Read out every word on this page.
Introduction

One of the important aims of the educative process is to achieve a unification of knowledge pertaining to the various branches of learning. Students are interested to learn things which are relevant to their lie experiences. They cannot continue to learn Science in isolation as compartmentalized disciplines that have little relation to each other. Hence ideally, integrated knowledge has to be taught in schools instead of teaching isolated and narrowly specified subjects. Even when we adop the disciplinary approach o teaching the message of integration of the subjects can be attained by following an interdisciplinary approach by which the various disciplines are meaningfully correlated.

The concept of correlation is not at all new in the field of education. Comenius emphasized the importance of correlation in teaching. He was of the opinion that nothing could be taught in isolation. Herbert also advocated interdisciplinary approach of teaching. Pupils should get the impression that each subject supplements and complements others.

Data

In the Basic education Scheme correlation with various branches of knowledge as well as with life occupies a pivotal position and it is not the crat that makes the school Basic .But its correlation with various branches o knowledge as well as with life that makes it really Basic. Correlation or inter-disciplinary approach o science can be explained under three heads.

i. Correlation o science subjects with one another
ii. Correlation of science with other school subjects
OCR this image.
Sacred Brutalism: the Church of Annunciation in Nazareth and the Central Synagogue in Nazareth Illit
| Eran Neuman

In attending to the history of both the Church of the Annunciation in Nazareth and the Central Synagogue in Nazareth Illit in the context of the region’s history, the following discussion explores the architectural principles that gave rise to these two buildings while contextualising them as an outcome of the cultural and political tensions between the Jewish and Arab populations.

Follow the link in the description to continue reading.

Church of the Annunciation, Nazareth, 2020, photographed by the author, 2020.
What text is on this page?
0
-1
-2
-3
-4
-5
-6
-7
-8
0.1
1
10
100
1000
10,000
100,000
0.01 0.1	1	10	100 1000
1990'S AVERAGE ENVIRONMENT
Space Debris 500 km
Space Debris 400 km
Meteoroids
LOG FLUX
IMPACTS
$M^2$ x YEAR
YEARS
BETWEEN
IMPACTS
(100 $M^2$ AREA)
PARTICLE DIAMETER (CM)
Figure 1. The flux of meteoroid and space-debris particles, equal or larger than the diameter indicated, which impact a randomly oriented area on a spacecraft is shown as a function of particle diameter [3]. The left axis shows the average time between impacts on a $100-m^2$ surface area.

____

WORK INSTRUCTIONS
Extract all of the material exactly as it is written.

TASK ANSWER
Read out every word on this page.
Introduction

One of the important aims of the educative process is to achieve a unification of knowledge pertaining to the various branches of learning. Students are interested to learn things which are relevant to their lie experiences. They cannot continue to learn Science in isolation as compartmentalized disciplines that have little relation to each other. Hence ideally, integrated knowledge has to be taught in schools instead of teaching isolated and narrowly specified subjects. Even when we adop the disciplinary approach o teaching the message of integration of the subjects can be attained by following an interdisciplinary approach by which the various disciplines are meaningfully correlated.

The concept of correlation is not at all new in the field of education. Comenius emphasized the importance of correlation in teaching. He was of the opinion that nothing could be taught in isolation. Herbert also advocated interdisciplinary approach of teaching. Pupils should get the impression that each subject supplements and complements others.

Data

In the Basic education Scheme correlation with various branches of knowledge as well as with life occupies a pivotal position and it is not the crat that makes the school Basic .But its correlation with various branches o knowledge as well as with life that makes it really Basic. Correlation or inter-disciplinary approach o science can be explained under three heads.

i. Correlation o science subjects with one another
ii. Correlation of science with other school subjects
OCR this image.
Sacred Brutalism: the Church of Annunciation in Nazareth and the Central Synagogue in Nazareth Illit
| Eran Neuman

In attending to the history of both the Church of the Annunciation in Nazareth and the Central Synagogue in Nazareth Illit in the context of the region’s history, the following discussion explores the architectural principles that gave rise to these two buildings while contextualising them as an outcome of the cultural and political tensions between the Jewish and Arab populations.

Follow the link in the description to continue reading.

Church of the Annunciation, Nazareth, 2020, photographed by the author, 2020.
What text is on this page?
0
-1
-2
-3
-4
-5
-6
-7
-8
0.1
1
10
100
1000
10,000
100,000
0.01 0.1	1	10	100 1000
1990'S AVERAGE ENVIRONMENT
Space Debris 500 km
Space Debris 400 km
Meteoroids
LOG FLUX
IMPACTS
$M^2$ x YEAR
YEARS
BETWEEN
IMPACTS
(100 $M^2$ AREA)
PARTICLE DIAMETER (CM)
Figure 1. The flux of meteoroid and space-debris particles, equal or larger than the diameter indicated, which impact a randomly oriented area on a spacecraft is shown as a function of particle diameter [3]. The left axis shows the average time between impacts on a $100-m^2$ surface area.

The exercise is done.